▶ **JOB**: In the listing below, pick out lines with "JSON".
— START OF DATA TO USE —
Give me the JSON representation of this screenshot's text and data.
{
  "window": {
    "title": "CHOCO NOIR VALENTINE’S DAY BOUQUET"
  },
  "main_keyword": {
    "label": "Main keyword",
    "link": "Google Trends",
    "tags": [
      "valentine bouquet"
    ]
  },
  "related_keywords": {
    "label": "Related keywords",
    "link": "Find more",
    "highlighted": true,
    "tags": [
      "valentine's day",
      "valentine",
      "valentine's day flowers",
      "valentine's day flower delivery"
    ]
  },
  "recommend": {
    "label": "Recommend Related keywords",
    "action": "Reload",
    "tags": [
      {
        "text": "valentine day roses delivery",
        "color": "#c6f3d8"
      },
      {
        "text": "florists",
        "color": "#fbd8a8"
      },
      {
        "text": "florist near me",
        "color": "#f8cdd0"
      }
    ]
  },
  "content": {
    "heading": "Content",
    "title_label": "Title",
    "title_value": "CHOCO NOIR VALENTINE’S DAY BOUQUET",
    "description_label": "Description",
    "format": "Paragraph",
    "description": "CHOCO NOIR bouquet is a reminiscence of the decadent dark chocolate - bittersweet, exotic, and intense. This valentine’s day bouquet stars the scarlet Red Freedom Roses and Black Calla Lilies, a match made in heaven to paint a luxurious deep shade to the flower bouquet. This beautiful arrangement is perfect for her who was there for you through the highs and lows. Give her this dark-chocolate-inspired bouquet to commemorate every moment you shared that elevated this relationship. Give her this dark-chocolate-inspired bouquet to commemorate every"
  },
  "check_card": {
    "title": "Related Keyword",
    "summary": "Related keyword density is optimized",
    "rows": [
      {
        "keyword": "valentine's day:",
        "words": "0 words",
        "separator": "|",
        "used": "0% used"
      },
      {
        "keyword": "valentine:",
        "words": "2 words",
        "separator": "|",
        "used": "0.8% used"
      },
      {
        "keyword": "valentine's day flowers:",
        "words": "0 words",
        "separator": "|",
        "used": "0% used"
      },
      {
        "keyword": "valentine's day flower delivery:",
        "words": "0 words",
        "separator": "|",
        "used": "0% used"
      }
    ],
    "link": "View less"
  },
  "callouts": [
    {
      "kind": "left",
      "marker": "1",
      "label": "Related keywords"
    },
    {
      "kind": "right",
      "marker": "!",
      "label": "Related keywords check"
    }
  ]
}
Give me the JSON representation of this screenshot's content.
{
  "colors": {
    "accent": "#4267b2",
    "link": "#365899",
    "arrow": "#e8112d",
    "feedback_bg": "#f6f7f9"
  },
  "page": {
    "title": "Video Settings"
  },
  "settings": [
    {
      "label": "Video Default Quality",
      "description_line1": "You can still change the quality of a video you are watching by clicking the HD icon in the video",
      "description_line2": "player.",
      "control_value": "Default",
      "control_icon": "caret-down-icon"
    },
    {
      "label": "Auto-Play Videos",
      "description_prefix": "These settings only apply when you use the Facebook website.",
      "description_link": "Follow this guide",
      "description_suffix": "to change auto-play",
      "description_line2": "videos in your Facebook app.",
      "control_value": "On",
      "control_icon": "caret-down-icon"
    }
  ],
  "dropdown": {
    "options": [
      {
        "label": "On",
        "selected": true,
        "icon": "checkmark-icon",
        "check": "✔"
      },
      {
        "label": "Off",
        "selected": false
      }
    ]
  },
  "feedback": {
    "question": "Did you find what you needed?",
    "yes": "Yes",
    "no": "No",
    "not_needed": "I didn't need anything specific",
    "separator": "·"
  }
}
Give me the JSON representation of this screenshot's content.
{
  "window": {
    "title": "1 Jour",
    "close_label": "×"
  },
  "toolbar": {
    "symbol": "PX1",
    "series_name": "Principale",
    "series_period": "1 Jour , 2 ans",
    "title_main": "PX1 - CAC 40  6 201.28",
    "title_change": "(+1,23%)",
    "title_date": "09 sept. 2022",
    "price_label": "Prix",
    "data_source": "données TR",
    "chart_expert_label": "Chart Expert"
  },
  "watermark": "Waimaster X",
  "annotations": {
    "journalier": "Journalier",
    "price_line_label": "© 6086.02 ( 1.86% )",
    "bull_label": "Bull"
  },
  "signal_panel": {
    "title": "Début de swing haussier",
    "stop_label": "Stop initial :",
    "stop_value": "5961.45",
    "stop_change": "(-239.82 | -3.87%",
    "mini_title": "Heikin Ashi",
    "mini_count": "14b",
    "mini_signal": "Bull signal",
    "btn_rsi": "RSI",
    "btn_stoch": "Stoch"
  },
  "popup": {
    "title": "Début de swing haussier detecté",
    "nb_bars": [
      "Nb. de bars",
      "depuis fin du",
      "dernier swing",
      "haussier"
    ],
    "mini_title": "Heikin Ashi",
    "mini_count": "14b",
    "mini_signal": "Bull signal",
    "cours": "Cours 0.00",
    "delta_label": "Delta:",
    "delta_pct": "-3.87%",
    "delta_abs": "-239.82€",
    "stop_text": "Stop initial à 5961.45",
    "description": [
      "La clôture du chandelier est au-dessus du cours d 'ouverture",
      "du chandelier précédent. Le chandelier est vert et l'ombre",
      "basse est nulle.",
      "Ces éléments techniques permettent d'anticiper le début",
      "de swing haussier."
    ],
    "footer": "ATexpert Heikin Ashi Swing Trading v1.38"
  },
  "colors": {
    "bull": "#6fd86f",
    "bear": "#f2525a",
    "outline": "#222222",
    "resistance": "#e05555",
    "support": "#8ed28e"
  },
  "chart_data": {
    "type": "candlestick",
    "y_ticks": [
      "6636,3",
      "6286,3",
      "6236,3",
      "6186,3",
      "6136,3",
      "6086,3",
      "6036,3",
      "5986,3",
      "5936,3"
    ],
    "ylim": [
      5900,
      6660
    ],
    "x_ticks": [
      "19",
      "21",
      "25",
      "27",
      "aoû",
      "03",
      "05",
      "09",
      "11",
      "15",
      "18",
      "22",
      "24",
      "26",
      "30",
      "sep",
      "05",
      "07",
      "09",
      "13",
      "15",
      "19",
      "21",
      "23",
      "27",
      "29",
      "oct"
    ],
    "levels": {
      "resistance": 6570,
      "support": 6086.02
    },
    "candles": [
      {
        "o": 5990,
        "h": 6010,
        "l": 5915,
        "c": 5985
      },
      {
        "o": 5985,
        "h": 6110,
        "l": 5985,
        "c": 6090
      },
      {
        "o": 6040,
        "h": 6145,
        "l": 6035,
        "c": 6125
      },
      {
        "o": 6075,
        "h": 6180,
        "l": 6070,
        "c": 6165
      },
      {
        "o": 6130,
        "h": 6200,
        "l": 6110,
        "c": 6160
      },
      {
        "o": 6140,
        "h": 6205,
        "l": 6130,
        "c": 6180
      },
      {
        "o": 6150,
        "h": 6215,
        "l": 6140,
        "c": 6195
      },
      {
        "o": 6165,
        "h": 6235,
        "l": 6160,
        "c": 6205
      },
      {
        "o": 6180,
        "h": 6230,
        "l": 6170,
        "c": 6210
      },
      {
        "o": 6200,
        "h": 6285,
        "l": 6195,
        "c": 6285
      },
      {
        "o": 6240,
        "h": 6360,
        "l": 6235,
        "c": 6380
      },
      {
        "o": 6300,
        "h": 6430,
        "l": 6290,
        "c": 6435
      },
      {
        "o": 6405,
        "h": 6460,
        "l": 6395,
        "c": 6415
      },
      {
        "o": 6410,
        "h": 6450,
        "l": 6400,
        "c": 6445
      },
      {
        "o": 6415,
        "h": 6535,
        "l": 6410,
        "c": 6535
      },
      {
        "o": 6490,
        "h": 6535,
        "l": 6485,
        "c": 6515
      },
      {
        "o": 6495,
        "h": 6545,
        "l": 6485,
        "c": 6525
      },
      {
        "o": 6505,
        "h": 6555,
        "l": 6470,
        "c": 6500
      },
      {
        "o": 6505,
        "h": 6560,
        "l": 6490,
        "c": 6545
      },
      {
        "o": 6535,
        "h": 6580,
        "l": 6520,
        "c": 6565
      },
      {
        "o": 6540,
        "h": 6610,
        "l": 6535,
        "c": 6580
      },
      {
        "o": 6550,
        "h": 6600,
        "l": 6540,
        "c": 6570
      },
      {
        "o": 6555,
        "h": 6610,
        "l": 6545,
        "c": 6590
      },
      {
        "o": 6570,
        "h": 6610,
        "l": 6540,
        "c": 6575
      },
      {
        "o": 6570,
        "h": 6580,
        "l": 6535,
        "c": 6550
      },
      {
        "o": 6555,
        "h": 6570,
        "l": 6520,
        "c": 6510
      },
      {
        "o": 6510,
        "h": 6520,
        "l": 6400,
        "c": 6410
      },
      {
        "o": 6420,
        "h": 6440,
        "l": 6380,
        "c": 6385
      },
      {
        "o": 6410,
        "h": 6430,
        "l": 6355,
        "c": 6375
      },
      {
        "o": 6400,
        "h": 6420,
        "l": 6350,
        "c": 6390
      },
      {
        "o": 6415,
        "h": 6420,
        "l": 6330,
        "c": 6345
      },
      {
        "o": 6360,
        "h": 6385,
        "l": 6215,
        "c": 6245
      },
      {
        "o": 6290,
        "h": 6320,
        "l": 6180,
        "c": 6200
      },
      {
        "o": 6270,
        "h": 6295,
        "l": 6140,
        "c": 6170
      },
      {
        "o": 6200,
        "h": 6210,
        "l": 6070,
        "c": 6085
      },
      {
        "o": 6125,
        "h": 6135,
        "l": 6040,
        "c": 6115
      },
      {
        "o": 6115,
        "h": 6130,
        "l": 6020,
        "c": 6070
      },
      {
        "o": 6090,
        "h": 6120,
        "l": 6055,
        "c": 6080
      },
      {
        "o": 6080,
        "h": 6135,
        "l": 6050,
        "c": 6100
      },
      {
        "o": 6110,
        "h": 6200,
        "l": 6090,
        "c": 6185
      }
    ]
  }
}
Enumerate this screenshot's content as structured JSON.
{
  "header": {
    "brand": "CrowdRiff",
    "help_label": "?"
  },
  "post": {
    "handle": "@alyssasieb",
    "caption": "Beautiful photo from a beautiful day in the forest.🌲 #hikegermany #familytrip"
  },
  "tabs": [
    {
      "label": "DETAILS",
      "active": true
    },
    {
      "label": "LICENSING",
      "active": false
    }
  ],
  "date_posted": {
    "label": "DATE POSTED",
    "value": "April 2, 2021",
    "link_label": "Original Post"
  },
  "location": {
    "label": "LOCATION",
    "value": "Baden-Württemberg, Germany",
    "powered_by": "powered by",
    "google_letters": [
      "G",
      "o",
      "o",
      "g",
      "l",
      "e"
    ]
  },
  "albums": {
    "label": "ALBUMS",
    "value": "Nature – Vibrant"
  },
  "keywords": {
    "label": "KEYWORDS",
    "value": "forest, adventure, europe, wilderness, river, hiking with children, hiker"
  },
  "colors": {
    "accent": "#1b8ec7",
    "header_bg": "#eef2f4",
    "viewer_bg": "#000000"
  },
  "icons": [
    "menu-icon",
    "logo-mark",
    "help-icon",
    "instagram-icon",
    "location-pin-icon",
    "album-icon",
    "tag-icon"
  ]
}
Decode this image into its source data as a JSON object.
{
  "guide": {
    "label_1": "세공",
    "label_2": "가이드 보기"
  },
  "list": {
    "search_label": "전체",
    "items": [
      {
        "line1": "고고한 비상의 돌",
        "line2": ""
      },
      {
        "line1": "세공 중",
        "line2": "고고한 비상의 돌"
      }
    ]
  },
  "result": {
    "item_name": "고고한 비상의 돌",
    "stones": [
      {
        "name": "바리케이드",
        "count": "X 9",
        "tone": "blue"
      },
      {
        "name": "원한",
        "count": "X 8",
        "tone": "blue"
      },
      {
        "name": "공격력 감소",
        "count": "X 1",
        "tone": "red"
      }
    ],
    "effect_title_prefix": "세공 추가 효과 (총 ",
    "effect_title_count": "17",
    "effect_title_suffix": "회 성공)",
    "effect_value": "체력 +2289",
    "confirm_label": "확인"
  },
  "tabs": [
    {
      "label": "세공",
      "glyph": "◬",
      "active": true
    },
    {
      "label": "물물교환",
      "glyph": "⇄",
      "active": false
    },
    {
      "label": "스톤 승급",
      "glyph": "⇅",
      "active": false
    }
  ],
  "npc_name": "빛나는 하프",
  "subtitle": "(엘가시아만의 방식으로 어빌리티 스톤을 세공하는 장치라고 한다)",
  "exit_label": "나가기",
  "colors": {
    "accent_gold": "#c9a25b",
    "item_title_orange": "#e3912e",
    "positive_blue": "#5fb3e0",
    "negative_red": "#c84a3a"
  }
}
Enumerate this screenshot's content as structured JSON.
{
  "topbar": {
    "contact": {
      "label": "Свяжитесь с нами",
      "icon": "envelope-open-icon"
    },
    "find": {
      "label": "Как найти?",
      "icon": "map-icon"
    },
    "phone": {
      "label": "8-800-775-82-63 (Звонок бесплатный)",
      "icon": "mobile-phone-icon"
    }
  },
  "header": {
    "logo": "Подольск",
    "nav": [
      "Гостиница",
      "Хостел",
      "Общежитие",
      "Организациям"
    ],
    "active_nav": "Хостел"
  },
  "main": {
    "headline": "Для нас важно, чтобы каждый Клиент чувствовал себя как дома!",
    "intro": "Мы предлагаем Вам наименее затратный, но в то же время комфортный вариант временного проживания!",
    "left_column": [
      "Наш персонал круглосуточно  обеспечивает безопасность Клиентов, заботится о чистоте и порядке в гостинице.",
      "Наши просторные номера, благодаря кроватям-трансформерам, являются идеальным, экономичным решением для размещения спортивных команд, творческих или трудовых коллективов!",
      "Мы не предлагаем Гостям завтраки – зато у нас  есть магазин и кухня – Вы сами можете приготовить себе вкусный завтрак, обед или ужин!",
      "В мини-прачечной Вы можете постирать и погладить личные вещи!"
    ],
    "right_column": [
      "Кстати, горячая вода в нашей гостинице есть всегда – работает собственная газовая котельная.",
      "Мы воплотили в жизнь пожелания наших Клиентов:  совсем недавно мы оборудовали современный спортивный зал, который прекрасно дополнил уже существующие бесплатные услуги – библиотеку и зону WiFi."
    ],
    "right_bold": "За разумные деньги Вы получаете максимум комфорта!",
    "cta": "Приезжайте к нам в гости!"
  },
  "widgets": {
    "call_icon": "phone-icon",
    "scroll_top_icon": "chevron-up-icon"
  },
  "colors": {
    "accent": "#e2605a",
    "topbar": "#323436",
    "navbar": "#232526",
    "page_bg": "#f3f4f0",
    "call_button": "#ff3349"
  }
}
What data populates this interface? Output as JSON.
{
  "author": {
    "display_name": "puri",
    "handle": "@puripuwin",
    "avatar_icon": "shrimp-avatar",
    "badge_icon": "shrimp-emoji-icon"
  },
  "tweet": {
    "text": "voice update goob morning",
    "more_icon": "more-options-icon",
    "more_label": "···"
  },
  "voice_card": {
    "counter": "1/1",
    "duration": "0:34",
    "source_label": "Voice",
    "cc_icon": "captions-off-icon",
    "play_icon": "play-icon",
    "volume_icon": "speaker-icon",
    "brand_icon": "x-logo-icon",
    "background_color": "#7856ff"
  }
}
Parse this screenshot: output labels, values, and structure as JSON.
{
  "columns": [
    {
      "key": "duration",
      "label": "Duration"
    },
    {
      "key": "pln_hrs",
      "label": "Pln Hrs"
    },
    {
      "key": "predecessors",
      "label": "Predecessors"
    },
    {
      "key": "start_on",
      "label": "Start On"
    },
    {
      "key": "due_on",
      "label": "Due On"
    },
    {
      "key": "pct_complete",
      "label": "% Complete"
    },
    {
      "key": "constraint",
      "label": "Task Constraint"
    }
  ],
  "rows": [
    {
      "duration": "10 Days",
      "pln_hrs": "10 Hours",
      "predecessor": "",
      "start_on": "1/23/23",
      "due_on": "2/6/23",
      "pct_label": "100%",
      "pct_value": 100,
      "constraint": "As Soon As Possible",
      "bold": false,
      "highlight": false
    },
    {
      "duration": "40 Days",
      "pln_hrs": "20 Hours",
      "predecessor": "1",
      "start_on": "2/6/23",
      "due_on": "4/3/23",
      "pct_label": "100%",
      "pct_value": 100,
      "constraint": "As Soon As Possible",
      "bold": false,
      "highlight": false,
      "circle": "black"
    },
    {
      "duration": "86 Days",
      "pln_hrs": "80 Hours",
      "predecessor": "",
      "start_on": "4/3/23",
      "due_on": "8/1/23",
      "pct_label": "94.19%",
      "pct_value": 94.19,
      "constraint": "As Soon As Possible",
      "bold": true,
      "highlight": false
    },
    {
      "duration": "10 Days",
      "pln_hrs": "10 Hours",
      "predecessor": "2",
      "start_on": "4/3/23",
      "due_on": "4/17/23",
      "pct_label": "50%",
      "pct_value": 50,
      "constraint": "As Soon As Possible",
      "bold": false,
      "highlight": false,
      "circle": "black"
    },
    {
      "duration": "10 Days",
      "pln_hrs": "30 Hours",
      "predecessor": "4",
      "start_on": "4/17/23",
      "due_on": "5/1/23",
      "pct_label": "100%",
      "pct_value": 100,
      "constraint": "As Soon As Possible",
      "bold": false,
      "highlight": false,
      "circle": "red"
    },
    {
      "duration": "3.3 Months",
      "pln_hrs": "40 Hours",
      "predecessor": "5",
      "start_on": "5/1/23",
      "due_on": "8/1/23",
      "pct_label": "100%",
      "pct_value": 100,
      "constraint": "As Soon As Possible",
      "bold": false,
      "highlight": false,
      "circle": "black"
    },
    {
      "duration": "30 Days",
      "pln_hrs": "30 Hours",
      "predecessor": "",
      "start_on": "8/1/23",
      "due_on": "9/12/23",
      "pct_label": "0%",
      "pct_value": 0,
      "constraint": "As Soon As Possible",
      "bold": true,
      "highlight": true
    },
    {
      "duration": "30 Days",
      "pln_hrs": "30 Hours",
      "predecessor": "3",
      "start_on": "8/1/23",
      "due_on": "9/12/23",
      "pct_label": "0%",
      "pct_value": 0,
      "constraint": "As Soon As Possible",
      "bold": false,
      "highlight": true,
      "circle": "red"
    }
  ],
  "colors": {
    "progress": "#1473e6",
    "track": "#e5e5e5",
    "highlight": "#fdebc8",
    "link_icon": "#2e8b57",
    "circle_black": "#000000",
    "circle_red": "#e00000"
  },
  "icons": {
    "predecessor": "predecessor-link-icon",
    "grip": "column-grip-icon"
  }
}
— END OF DATA TO USE —
▶ **WRITTEN ANSWER**:
Give me the JSON representation of this screenshot's text and data.
Give me the JSON representation of this screenshot's content.
Give me the JSON representation of this screenshot's content.
Enumerate this screenshot's content as structured JSON.
Decode this image into its source data as a JSON object.
Enumerate this screenshot's content as structured JSON.
What data populates this interface? Output as JSON.
Parse this screenshot: output labels, values, and structure as JSON.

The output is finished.